(Extracted data entries)
[Begin]
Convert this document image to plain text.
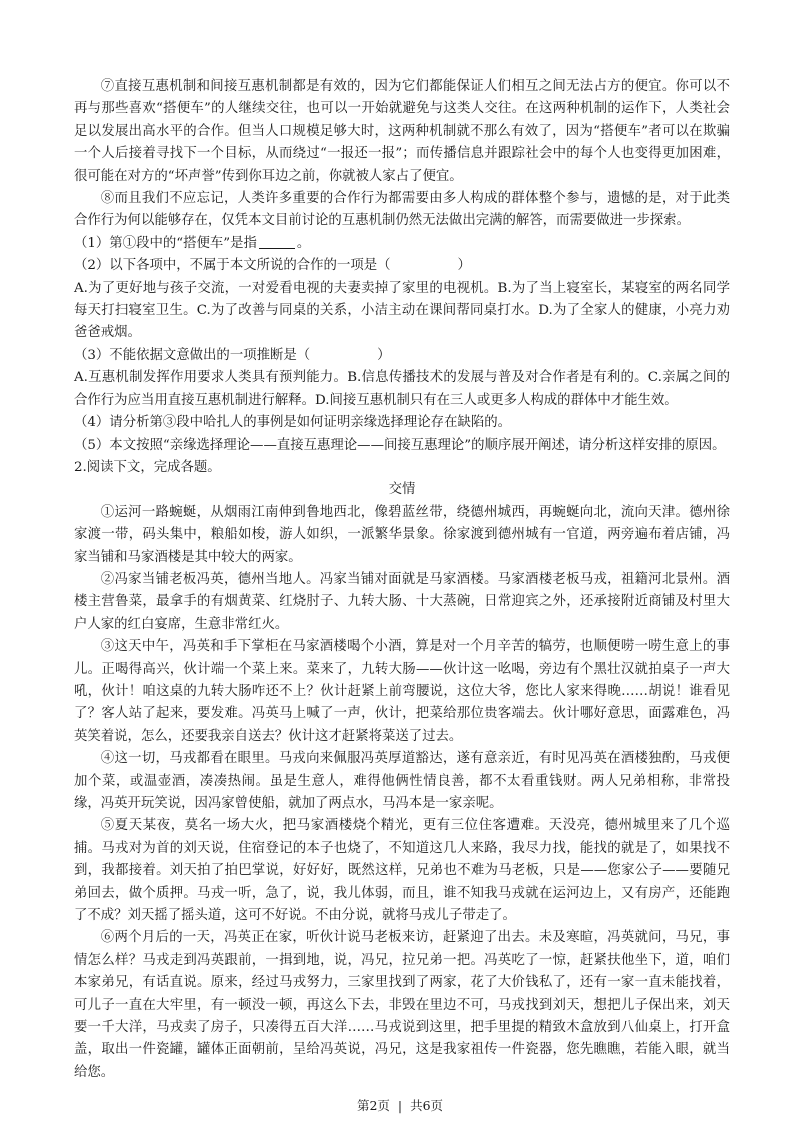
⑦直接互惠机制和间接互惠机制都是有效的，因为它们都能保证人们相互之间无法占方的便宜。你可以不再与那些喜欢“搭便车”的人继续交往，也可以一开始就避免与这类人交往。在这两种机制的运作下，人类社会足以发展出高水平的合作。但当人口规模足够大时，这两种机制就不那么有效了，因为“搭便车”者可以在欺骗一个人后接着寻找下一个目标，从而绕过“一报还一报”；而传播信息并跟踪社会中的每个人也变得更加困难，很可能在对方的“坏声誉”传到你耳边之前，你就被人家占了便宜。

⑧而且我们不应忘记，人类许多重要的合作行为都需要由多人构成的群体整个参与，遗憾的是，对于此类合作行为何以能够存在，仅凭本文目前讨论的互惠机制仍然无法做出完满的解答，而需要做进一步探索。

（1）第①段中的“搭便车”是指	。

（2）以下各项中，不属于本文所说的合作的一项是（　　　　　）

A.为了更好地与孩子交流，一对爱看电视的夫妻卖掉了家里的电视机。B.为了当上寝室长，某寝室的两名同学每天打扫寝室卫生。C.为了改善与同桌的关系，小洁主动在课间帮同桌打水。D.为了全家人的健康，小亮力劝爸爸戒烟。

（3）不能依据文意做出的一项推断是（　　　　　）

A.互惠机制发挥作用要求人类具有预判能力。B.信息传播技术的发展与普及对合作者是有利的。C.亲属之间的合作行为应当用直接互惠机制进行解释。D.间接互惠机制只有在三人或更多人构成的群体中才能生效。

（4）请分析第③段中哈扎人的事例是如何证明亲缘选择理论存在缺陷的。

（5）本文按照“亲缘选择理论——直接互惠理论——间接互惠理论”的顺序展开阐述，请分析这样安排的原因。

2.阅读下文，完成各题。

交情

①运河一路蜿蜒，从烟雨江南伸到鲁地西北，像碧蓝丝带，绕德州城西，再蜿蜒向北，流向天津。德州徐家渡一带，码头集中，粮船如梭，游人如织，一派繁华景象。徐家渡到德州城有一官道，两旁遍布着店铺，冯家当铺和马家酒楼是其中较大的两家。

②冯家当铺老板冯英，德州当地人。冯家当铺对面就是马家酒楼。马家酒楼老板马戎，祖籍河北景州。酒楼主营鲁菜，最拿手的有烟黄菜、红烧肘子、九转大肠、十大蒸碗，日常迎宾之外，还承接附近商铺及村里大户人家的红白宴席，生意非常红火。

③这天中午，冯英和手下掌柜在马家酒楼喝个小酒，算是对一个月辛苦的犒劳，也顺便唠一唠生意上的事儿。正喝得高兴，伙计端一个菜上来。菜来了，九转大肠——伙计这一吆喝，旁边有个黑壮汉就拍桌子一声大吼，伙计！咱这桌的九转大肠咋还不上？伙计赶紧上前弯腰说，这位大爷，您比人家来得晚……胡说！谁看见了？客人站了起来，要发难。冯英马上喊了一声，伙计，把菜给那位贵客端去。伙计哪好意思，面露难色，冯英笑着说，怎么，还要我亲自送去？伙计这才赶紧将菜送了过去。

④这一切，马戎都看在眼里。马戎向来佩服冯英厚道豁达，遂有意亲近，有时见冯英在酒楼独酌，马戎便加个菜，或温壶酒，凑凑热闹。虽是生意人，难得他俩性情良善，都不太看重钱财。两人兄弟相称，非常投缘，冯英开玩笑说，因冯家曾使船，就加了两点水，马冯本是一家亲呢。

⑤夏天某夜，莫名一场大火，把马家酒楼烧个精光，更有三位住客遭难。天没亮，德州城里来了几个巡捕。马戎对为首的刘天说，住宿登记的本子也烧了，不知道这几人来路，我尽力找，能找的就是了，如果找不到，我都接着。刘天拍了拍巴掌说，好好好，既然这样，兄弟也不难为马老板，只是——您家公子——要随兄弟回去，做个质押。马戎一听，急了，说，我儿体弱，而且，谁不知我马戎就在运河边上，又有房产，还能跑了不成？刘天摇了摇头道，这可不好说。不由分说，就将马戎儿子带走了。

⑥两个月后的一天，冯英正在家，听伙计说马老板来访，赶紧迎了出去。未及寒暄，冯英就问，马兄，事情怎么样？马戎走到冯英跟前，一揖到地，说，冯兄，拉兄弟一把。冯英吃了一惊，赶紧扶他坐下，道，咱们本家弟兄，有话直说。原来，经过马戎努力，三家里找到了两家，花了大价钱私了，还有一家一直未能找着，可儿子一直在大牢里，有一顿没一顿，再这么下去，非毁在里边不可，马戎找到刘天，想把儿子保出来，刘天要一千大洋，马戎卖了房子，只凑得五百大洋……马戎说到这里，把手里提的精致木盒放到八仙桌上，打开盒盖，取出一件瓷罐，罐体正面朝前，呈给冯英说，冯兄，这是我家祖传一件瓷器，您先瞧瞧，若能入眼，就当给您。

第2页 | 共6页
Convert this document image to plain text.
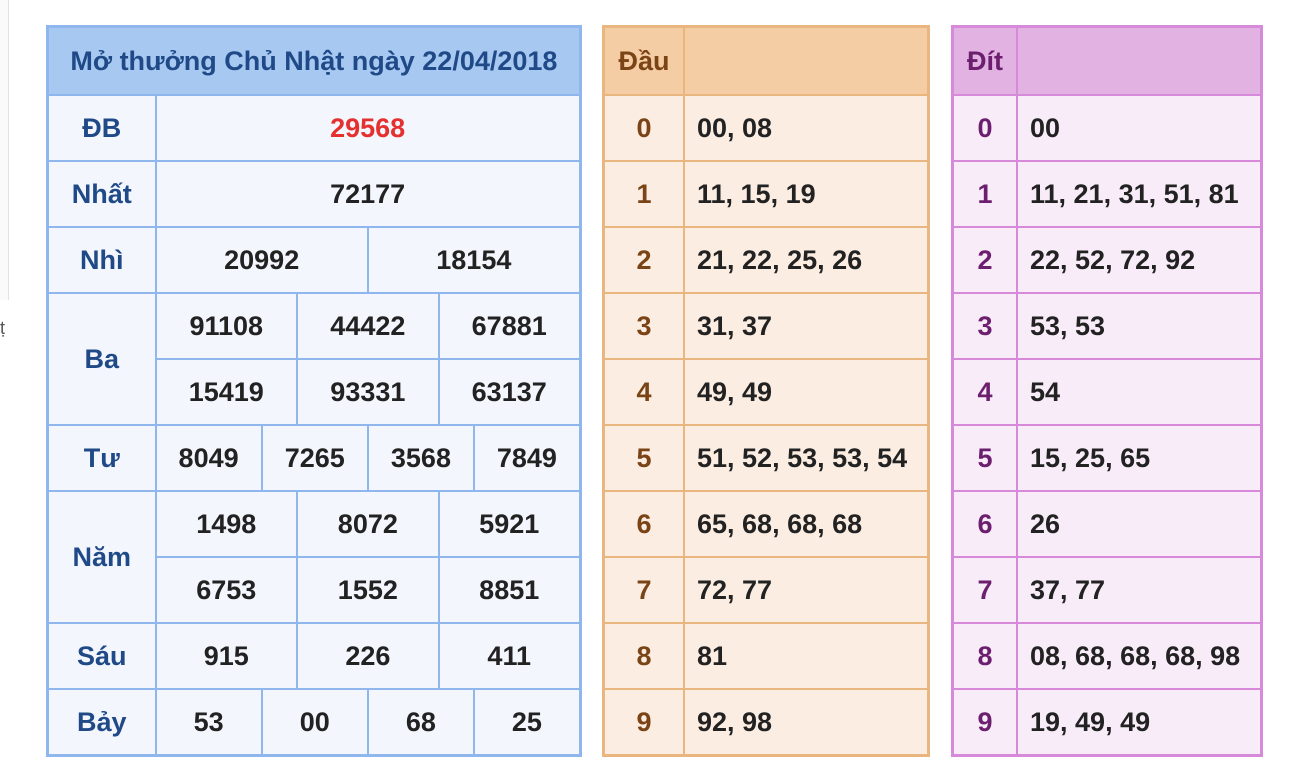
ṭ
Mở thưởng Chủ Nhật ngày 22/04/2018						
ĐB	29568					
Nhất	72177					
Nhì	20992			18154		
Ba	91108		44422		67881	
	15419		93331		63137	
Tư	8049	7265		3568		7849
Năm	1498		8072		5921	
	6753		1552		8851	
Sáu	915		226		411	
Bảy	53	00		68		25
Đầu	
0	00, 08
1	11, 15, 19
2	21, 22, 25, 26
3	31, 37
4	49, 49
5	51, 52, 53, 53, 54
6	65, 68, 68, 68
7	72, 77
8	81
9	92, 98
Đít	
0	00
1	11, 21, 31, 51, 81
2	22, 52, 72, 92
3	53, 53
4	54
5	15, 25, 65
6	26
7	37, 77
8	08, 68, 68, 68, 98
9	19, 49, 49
[End]
[Begin]
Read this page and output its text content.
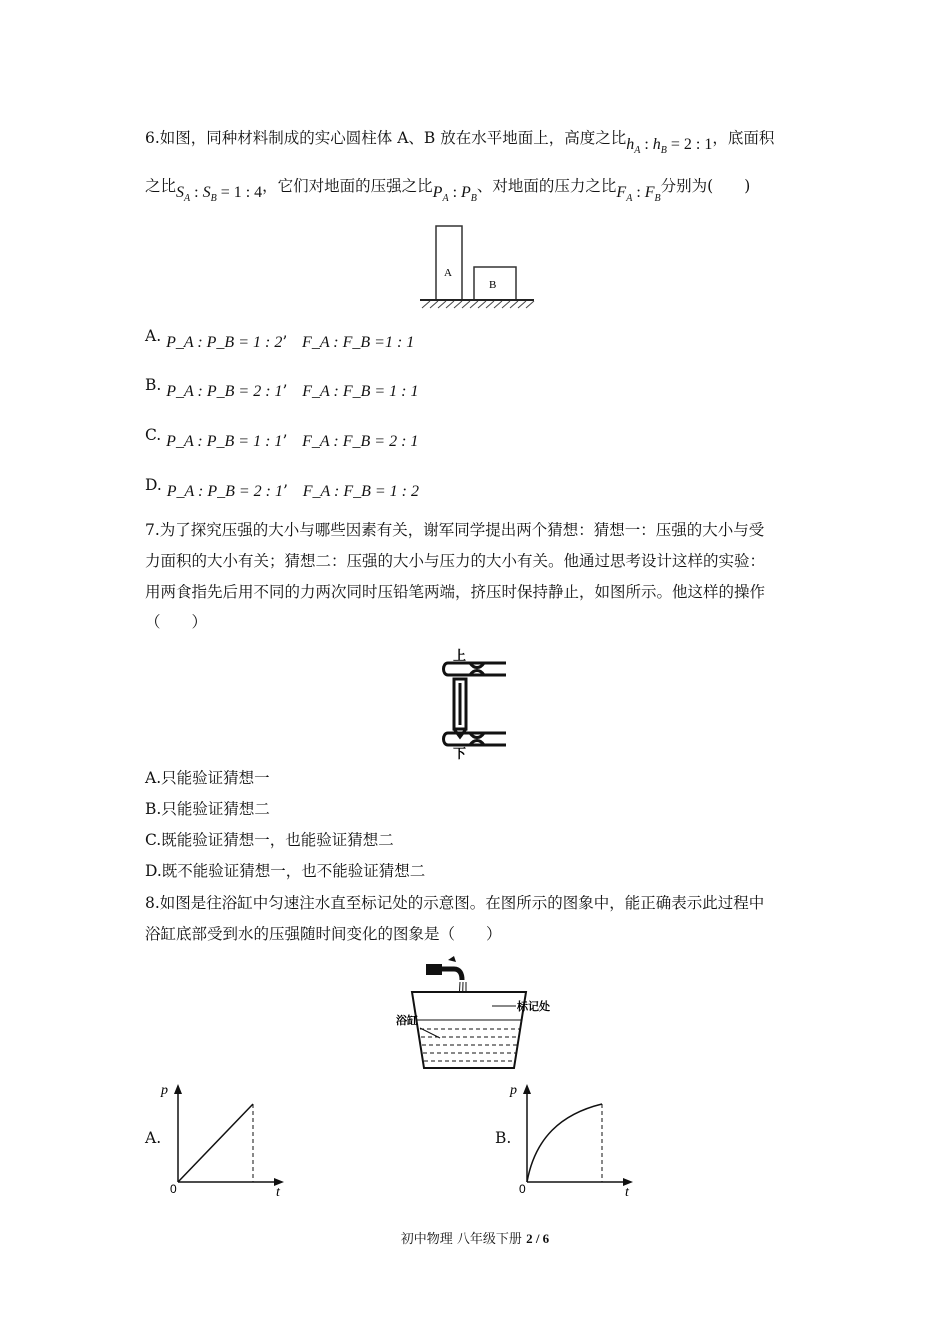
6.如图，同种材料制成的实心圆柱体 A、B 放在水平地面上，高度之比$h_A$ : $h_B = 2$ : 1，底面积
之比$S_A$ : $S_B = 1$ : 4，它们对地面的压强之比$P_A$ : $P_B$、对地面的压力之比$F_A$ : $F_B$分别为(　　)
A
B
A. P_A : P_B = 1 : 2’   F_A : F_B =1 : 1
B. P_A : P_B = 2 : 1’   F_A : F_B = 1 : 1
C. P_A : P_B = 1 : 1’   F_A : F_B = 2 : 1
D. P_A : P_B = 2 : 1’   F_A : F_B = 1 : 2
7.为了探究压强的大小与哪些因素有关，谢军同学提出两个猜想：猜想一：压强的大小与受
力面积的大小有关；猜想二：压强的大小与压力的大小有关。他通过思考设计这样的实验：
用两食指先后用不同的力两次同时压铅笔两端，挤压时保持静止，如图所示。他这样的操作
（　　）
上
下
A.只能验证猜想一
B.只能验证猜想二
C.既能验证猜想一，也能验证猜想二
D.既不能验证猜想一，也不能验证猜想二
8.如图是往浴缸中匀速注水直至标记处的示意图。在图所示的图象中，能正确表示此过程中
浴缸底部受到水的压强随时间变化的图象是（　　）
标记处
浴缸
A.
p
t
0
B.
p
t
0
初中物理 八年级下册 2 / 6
[End]
• [Problem]:
Scan the lines for the string "九转大肠". Pick out every line that has it.

• [Exercise response]:
②冯家当铺老板冯英，德州当地人。冯家当铺对面就是马家酒楼。马家酒楼老板马戎，祖籍河北景州。酒楼主营鲁菜，最拿手的有烟黄菜、红烧肘子、九转大肠、十大蒸碗，日常迎宾之外，还承接附近商铺及村里大户人家的红白宴席，生意非常红火。
③这天中午，冯英和手下掌柜在马家酒楼喝个小酒，算是对一个月辛苦的犒劳，也顺便唠一唠生意上的事儿。正喝得高兴，伙计端一个菜上来。菜来了，九转大肠——伙计这一吆喝，旁边有个黑壮汉就拍桌子一声大吼，伙计！咱这桌的九转大肠咋还不上？伙计赶紧上前弯腰说，这位大爷，您比人家来得晚……胡说！谁看见了？客人站了起来，要发难。冯英马上喊了一声，伙计，把菜给那位贵客端去。伙计哪好意思，面露难色，冯英笑着说，怎么，还要我亲自送去？伙计这才赶紧将菜送了过去。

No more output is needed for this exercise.